(Extracts from a graphics dataset)
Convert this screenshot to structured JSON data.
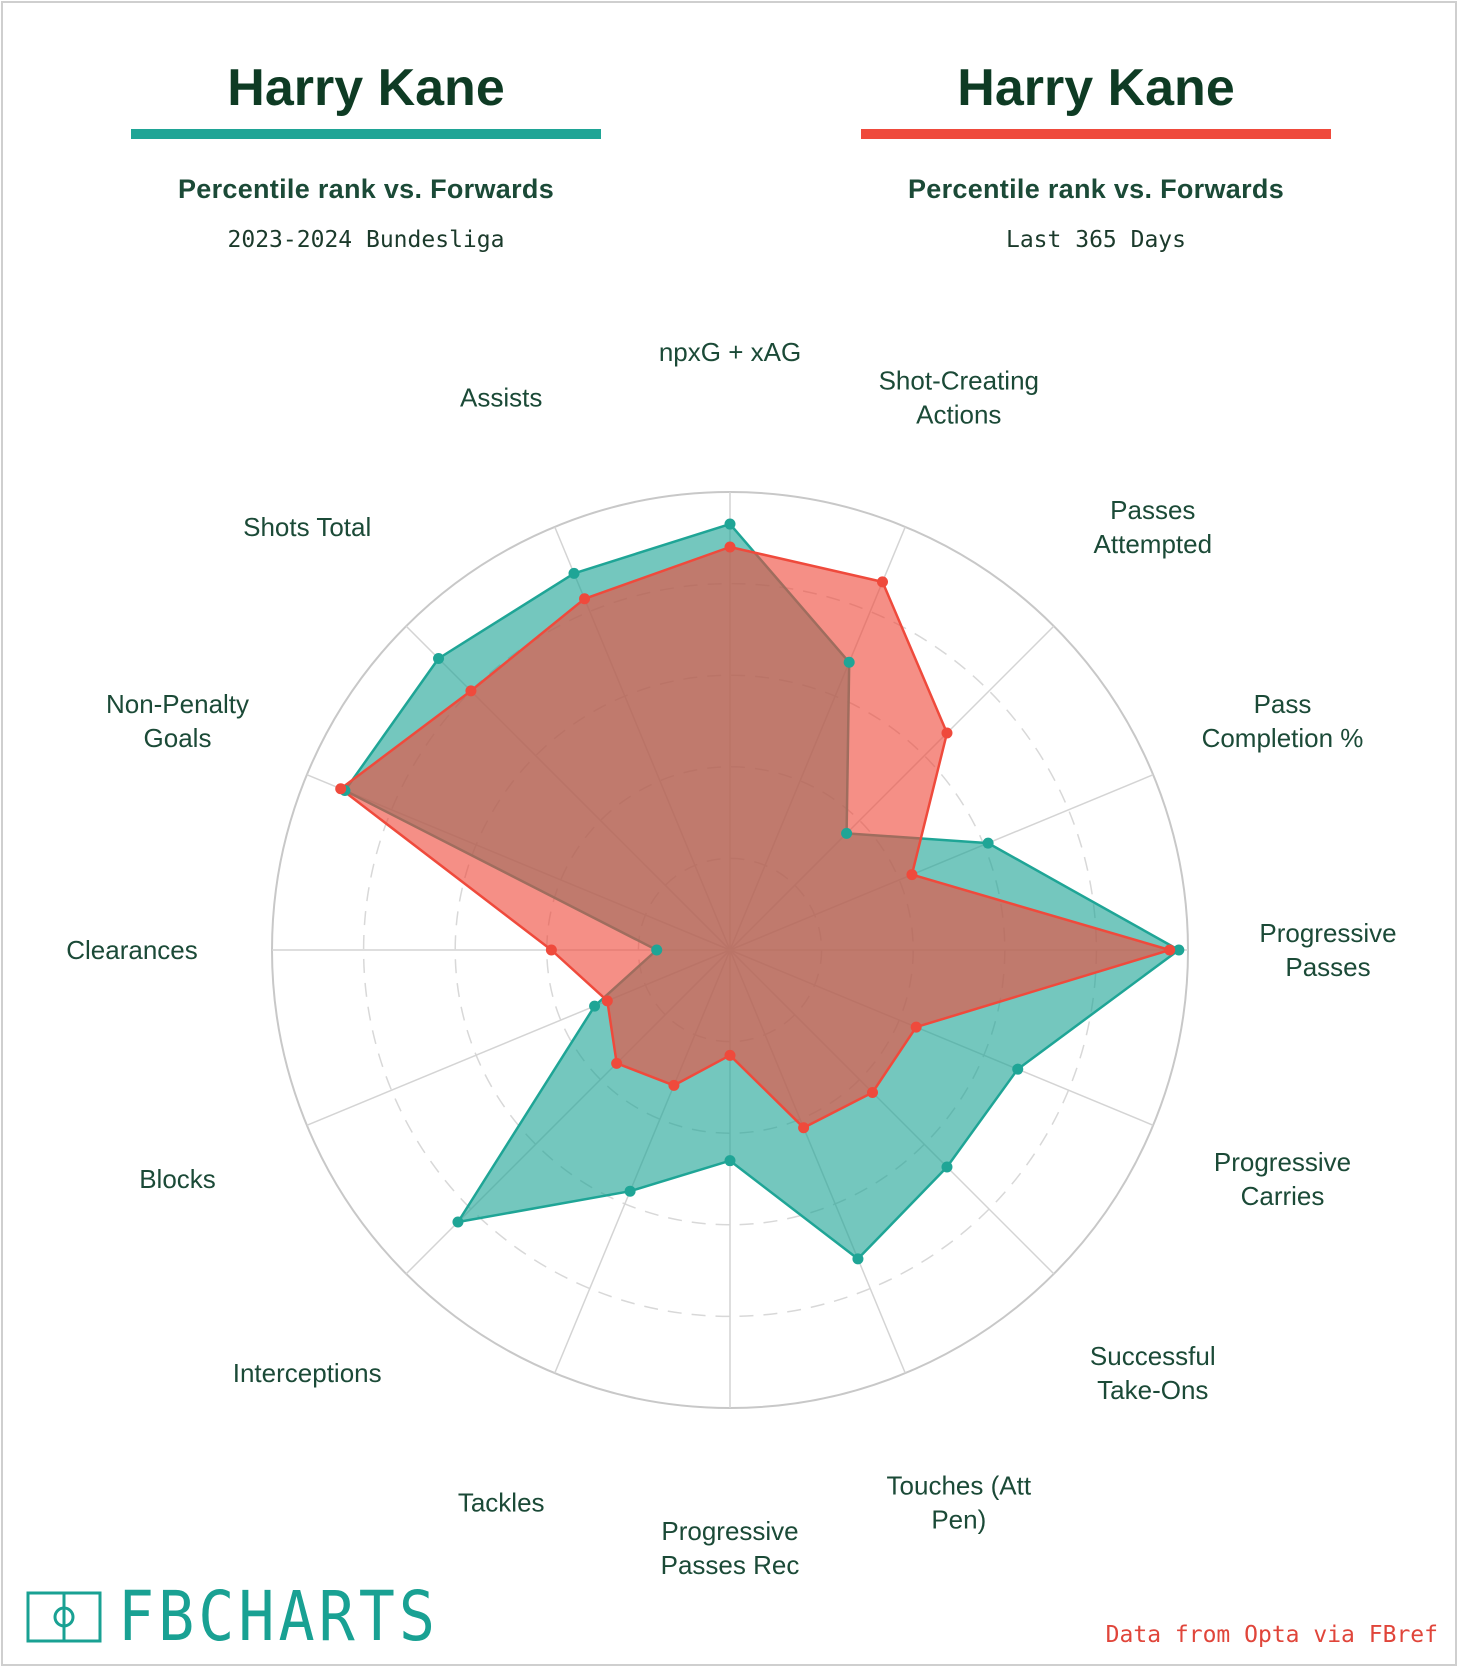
{
  "colors": {
    "series1": "#1fa596",
    "series2": "#ef4a3c",
    "title": "#0e3b24",
    "text": "#1b4a37",
    "credit": "#e0453a",
    "logo": "#19a193"
  },
  "header_left": {
    "player": "Harry Kane",
    "subtitle": "Percentile rank vs. Forwards",
    "context": "2023-2024 Bundesliga"
  },
  "header_right": {
    "player": "Harry Kane",
    "subtitle": "Percentile rank vs. Forwards",
    "context": "Last 365 Days"
  },
  "footer": {
    "logo_text": "FBCHARTS",
    "logo_icon": "pitch-icon",
    "credit": "Data from Opta via FBref"
  },
  "chart_data": {
    "type": "radar",
    "categories": [
      "npxG + xAG",
      "Shot-Creating Actions",
      "Passes Attempted",
      "Pass Completion %",
      "Progressive Passes",
      "Progressive Carries",
      "Successful Take-Ons",
      "Touches (Att Pen)",
      "Progressive Passes Rec",
      "Tackles",
      "Interceptions",
      "Blocks",
      "Clearances",
      "Non-Penalty Goals",
      "Shots Total",
      "Assists"
    ],
    "category_lines": [
      [
        "npxG + xAG"
      ],
      [
        "Shot-Creating",
        "Actions"
      ],
      [
        "Passes",
        "Attempted"
      ],
      [
        "Pass",
        "Completion %"
      ],
      [
        "Progressive",
        "Passes"
      ],
      [
        "Progressive",
        "Carries"
      ],
      [
        "Successful",
        "Take-Ons"
      ],
      [
        "Touches (Att",
        "Pen)"
      ],
      [
        "Progressive",
        "Passes Rec"
      ],
      [
        "Tackles"
      ],
      [
        "Interceptions"
      ],
      [
        "Blocks"
      ],
      [
        "Clearances"
      ],
      [
        "Non-Penalty",
        "Goals"
      ],
      [
        "Shots Total"
      ],
      [
        "Assists"
      ]
    ],
    "series": [
      {
        "values": [
          93,
          68,
          36,
          61,
          98,
          68,
          67,
          73,
          46,
          57,
          84,
          32,
          16,
          91,
          90,
          89
        ]
      },
      {
        "values": [
          88,
          87,
          67,
          43,
          96,
          44,
          44,
          42,
          23,
          32,
          35,
          29,
          39,
          92,
          80,
          83
        ]
      }
    ],
    "ylim": [
      0,
      100
    ],
    "gridlines": [
      20,
      40,
      60,
      80,
      100
    ]
  }
}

### REQUIREMENTS
Word for word, quote the full listing, omitting every picture.

### TASK SOLUTION
Convert this screenshot to structured JSON data.
{
  "colors": {
    "series1": "#1fa596",
    "series2": "#ef4a3c",
    "title": "#0e3b24",
    "text": "#1b4a37",
    "credit": "#e0453a",
    "logo": "#19a193"
  },
  "header_left": {
    "player": "Harry Kane",
    "subtitle": "Percentile rank vs. Forwards",
    "context": "2023-2024 Bundesliga"
  },
  "header_right": {
    "player": "Harry Kane",
    "subtitle": "Percentile rank vs. Forwards",
    "context": "Last 365 Days"
  },
  "footer": {
    "logo_text": "FBCHARTS",
    "logo_icon": "pitch-icon",
    "credit": "Data from Opta via FBref"
  },
  "chart_data": {
    "type": "radar",
    "categories": [
      "npxG + xAG",
      "Shot-Creating Actions",
      "Passes Attempted",
      "Pass Completion %",
      "Progressive Passes",
      "Progressive Carries",
      "Successful Take-Ons",
      "Touches (Att Pen)",
      "Progressive Passes Rec",
      "Tackles",
      "Interceptions",
      "Blocks",
      "Clearances",
      "Non-Penalty Goals",
      "Shots Total",
      "Assists"
    ],
    "category_lines": [
      [
        "npxG + xAG"
      ],
      [
        "Shot-Creating",
        "Actions"
      ],
      [
        "Passes",
        "Attempted"
      ],
      [
        "Pass",
        "Completion %"
      ],
      [
        "Progressive",
        "Passes"
      ],
      [
        "Progressive",
        "Carries"
      ],
      [
        "Successful",
        "Take-Ons"
      ],
      [
        "Touches (Att",
        "Pen)"
      ],
      [
        "Progressive",
        "Passes Rec"
      ],
      [
        "Tackles"
      ],
      [
        "Interceptions"
      ],
      [
        "Blocks"
      ],
      [
        "Clearances"
      ],
      [
        "Non-Penalty",
        "Goals"
      ],
      [
        "Shots Total"
      ],
      [
        "Assists"
      ]
    ],
    "series": [
      {
        "values": [
          93,
          68,
          36,
          61,
          98,
          68,
          67,
          73,
          46,
          57,
          84,
          32,
          16,
          91,
          90,
          89
        ]
      },
      {
        "values": [
          88,
          87,
          67,
          43,
          96,
          44,
          44,
          42,
          23,
          32,
          35,
          29,
          39,
          92,
          80,
          83
        ]
      }
    ],
    "ylim": [
      0,
      100
    ],
    "gridlines": [
      20,
      40,
      60,
      80,
      100
    ]
  }
}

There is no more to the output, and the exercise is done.